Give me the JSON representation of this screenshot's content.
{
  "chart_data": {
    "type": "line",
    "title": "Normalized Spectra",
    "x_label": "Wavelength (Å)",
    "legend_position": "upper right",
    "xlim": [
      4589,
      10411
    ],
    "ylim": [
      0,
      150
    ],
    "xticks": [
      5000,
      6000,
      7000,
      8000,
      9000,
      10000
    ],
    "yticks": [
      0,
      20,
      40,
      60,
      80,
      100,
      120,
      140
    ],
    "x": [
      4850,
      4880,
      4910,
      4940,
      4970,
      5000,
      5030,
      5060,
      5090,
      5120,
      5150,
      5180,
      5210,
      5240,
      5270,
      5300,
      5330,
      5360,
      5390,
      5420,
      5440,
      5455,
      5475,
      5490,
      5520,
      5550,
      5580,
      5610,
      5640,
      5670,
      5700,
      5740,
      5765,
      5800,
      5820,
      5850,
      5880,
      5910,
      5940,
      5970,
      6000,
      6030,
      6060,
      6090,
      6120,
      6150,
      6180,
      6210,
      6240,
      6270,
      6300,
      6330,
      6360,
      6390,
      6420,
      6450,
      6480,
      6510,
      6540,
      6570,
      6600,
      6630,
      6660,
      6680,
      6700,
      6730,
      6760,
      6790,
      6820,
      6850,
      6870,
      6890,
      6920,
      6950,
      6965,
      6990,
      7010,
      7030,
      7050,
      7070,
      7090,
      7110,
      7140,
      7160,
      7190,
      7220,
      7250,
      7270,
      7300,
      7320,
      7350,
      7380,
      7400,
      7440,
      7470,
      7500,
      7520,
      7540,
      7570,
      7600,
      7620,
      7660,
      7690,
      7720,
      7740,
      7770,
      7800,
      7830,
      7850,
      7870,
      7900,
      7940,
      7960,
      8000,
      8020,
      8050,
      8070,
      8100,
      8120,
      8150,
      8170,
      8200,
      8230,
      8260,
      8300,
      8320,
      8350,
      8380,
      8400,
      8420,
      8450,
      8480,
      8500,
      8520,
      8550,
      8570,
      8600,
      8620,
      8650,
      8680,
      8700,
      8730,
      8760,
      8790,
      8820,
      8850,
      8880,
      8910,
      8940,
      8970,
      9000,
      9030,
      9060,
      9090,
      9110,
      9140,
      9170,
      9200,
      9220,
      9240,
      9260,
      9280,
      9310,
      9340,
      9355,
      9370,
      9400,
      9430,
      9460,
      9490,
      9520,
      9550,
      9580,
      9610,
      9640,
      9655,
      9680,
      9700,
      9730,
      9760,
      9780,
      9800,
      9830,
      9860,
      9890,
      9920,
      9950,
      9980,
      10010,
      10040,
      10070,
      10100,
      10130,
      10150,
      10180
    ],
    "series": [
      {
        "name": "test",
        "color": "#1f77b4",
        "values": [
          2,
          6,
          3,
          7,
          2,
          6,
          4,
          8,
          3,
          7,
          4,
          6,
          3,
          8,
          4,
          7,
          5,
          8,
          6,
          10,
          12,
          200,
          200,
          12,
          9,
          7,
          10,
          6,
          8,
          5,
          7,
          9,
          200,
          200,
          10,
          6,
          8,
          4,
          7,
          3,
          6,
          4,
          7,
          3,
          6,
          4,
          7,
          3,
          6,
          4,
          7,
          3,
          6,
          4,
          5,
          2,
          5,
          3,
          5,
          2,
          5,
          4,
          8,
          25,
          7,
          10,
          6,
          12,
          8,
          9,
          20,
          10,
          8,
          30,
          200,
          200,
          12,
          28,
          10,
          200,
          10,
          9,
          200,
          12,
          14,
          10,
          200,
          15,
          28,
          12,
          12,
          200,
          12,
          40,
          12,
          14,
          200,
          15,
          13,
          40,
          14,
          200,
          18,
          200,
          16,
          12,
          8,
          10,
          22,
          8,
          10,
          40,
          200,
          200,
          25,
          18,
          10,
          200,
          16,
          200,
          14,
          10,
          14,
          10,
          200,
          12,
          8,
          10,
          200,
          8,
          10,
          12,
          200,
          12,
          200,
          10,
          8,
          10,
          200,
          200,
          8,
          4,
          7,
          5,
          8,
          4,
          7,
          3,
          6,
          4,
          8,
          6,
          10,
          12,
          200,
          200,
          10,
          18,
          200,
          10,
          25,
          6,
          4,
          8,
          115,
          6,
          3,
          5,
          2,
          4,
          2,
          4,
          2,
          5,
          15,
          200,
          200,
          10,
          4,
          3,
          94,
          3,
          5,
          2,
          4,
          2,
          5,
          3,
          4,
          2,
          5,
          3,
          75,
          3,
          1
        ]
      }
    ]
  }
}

--

• **Exercise objective**
Please quote the data above in full, with no line missing.

• **Expected answer**
Give me the JSON representation of this screenshot's content.
{
  "chart_data": {
    "type": "line",
    "title": "Normalized Spectra",
    "x_label": "Wavelength (Å)",
    "legend_position": "upper right",
    "xlim": [
      4589,
      10411
    ],
    "ylim": [
      0,
      150
    ],
    "xticks": [
      5000,
      6000,
      7000,
      8000,
      9000,
      10000
    ],
    "yticks": [
      0,
      20,
      40,
      60,
      80,
      100,
      120,
      140
    ],
    "x": [
      4850,
      4880,
      4910,
      4940,
      4970,
      5000,
      5030,
      5060,
      5090,
      5120,
      5150,
      5180,
      5210,
      5240,
      5270,
      5300,
      5330,
      5360,
      5390,
      5420,
      5440,
      5455,
      5475,
      5490,
      5520,
      5550,
      5580,
      5610,
      5640,
      5670,
      5700,
      5740,
      5765,
      5800,
      5820,
      5850,
      5880,
      5910,
      5940,
      5970,
      6000,
      6030,
      6060,
      6090,
      6120,
      6150,
      6180,
      6210,
      6240,
      6270,
      6300,
      6330,
      6360,
      6390,
      6420,
      6450,
      6480,
      6510,
      6540,
      6570,
      6600,
      6630,
      6660,
      6680,
      6700,
      6730,
      6760,
      6790,
      6820,
      6850,
      6870,
      6890,
      6920,
      6950,
      6965,
      6990,
      7010,
      7030,
      7050,
      7070,
      7090,
      7110,
      7140,
      7160,
      7190,
      7220,
      7250,
      7270,
      7300,
      7320,
      7350,
      7380,
      7400,
      7440,
      7470,
      7500,
      7520,
      7540,
      7570,
      7600,
      7620,
      7660,
      7690,
      7720,
      7740,
      7770,
      7800,
      7830,
      7850,
      7870,
      7900,
      7940,
      7960,
      8000,
      8020,
      8050,
      8070,
      8100,
      8120,
      8150,
      8170,
      8200,
      8230,
      8260,
      8300,
      8320,
      8350,
      8380,
      8400,
      8420,
      8450,
      8480,
      8500,
      8520,
      8550,
      8570,
      8600,
      8620,
      8650,
      8680,
      8700,
      8730,
      8760,
      8790,
      8820,
      8850,
      8880,
      8910,
      8940,
      8970,
      9000,
      9030,
      9060,
      9090,
      9110,
      9140,
      9170,
      9200,
      9220,
      9240,
      9260,
      9280,
      9310,
      9340,
      9355,
      9370,
      9400,
      9430,
      9460,
      9490,
      9520,
      9550,
      9580,
      9610,
      9640,
      9655,
      9680,
      9700,
      9730,
      9760,
      9780,
      9800,
      9830,
      9860,
      9890,
      9920,
      9950,
      9980,
      10010,
      10040,
      10070,
      10100,
      10130,
      10150,
      10180
    ],
    "series": [
      {
        "name": "test",
        "color": "#1f77b4",
        "values": [
          2,
          6,
          3,
          7,
          2,
          6,
          4,
          8,
          3,
          7,
          4,
          6,
          3,
          8,
          4,
          7,
          5,
          8,
          6,
          10,
          12,
          200,
          200,
          12,
          9,
          7,
          10,
          6,
          8,
          5,
          7,
          9,
          200,
          200,
          10,
          6,
          8,
          4,
          7,
          3,
          6,
          4,
          7,
          3,
          6,
          4,
          7,
          3,
          6,
          4,
          7,
          3,
          6,
          4,
          5,
          2,
          5,
          3,
          5,
          2,
          5,
          4,
          8,
          25,
          7,
          10,
          6,
          12,
          8,
          9,
          20,
          10,
          8,
          30,
          200,
          200,
          12,
          28,
          10,
          200,
          10,
          9,
          200,
          12,
          14,
          10,
          200,
          15,
          28,
          12,
          12,
          200,
          12,
          40,
          12,
          14,
          200,
          15,
          13,
          40,
          14,
          200,
          18,
          200,
          16,
          12,
          8,
          10,
          22,
          8,
          10,
          40,
          200,
          200,
          25,
          18,
          10,
          200,
          16,
          200,
          14,
          10,
          14,
          10,
          200,
          12,
          8,
          10,
          200,
          8,
          10,
          12,
          200,
          12,
          200,
          10,
          8,
          10,
          200,
          200,
          8,
          4,
          7,
          5,
          8,
          4,
          7,
          3,
          6,
          4,
          8,
          6,
          10,
          12,
          200,
          200,
          10,
          18,
          200,
          10,
          25,
          6,
          4,
          8,
          115,
          6,
          3,
          5,
          2,
          4,
          2,
          4,
          2,
          5,
          15,
          200,
          200,
          10,
          4,
          3,
          94,
          3,
          5,
          2,
          4,
          2,
          5,
          3,
          4,
          2,
          5,
          3,
          75,
          3,
          1
        ]
      }
    ]
  }
}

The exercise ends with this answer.